_What is expected_:
Revise the records, starting at the first line and ending at the line that contains "622, 884, 789]", so that "fraction-numerator" becomes "fraction-top" and nothing else changes. Give only those lines.

____ Data shown

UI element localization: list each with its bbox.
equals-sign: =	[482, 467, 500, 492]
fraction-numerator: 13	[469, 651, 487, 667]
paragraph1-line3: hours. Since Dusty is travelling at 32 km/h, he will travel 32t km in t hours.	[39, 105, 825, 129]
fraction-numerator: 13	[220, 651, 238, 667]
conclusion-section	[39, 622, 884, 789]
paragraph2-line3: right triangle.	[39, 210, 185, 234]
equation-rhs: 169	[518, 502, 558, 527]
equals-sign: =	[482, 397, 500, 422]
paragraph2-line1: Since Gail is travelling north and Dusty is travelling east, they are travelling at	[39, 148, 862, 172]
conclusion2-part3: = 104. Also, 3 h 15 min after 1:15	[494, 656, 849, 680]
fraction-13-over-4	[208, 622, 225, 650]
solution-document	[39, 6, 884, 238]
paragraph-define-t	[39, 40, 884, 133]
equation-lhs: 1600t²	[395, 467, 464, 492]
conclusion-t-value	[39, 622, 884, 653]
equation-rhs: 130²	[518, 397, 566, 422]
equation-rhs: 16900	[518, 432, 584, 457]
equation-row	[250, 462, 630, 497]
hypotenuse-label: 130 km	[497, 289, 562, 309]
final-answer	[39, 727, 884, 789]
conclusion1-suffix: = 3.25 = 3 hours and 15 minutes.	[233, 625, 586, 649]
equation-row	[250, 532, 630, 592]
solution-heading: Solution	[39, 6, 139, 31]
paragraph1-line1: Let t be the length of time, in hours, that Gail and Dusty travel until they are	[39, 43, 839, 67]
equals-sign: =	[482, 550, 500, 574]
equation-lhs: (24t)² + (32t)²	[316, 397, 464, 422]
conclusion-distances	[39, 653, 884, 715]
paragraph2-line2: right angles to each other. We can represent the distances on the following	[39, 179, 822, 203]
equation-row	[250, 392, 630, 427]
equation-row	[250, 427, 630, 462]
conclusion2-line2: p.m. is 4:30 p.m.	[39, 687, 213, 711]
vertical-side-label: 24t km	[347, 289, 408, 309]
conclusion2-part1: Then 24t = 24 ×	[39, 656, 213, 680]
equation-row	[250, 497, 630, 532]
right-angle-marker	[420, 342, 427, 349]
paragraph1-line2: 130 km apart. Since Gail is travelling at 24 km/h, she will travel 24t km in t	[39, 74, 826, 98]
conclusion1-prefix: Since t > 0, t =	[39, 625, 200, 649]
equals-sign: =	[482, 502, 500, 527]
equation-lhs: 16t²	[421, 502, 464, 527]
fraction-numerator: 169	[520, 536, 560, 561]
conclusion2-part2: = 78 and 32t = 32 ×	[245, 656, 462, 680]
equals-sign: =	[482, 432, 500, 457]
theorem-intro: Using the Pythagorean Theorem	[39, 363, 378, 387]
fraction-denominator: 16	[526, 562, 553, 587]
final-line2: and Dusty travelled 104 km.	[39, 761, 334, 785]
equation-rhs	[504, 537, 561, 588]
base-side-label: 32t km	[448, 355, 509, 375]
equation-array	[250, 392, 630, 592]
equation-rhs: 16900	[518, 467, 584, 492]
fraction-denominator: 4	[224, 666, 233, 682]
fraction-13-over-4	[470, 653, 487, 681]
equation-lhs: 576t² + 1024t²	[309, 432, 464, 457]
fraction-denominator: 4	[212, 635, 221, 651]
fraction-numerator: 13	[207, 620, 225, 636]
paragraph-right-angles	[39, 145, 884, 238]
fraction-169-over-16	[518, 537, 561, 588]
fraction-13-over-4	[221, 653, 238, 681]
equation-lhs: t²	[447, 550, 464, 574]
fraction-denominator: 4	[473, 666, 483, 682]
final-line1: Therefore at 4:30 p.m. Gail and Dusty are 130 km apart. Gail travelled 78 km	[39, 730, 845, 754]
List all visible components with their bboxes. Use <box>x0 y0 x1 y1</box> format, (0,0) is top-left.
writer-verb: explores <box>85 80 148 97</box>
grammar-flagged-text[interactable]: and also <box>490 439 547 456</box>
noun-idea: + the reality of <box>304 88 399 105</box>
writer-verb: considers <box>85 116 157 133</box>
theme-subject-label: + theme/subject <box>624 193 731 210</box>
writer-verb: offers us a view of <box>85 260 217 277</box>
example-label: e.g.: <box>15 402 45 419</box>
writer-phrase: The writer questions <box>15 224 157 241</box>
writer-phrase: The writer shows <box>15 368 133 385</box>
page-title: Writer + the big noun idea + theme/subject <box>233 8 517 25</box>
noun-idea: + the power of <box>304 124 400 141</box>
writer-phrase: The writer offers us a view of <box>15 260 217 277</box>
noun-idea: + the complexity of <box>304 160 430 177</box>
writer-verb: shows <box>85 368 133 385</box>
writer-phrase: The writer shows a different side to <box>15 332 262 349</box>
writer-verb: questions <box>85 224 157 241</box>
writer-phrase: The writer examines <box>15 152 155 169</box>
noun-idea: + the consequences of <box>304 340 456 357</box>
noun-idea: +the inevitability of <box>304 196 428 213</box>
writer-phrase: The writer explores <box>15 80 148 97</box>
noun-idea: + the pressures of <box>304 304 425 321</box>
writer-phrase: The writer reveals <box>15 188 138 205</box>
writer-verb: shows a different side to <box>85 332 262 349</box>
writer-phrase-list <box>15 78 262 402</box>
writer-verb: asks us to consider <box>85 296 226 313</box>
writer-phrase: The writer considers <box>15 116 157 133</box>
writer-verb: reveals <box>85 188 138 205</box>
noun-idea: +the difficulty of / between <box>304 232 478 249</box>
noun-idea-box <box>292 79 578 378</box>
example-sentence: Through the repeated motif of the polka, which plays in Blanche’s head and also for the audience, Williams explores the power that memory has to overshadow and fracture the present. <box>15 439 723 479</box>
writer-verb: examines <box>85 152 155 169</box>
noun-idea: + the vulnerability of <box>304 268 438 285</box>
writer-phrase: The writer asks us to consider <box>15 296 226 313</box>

________

_Exercise answer_:
UI element localization: list each with its bbox.
equals-sign: =	[482, 467, 500, 492]
fraction-top: 13	[469, 651, 487, 667]
paragraph1-line3: hours. Since Dusty is travelling at 32 km/h, he will travel 32t km in t hours.	[39, 105, 825, 129]
fraction-top: 13	[220, 651, 238, 667]
conclusion-section	[39, 622, 884, 789]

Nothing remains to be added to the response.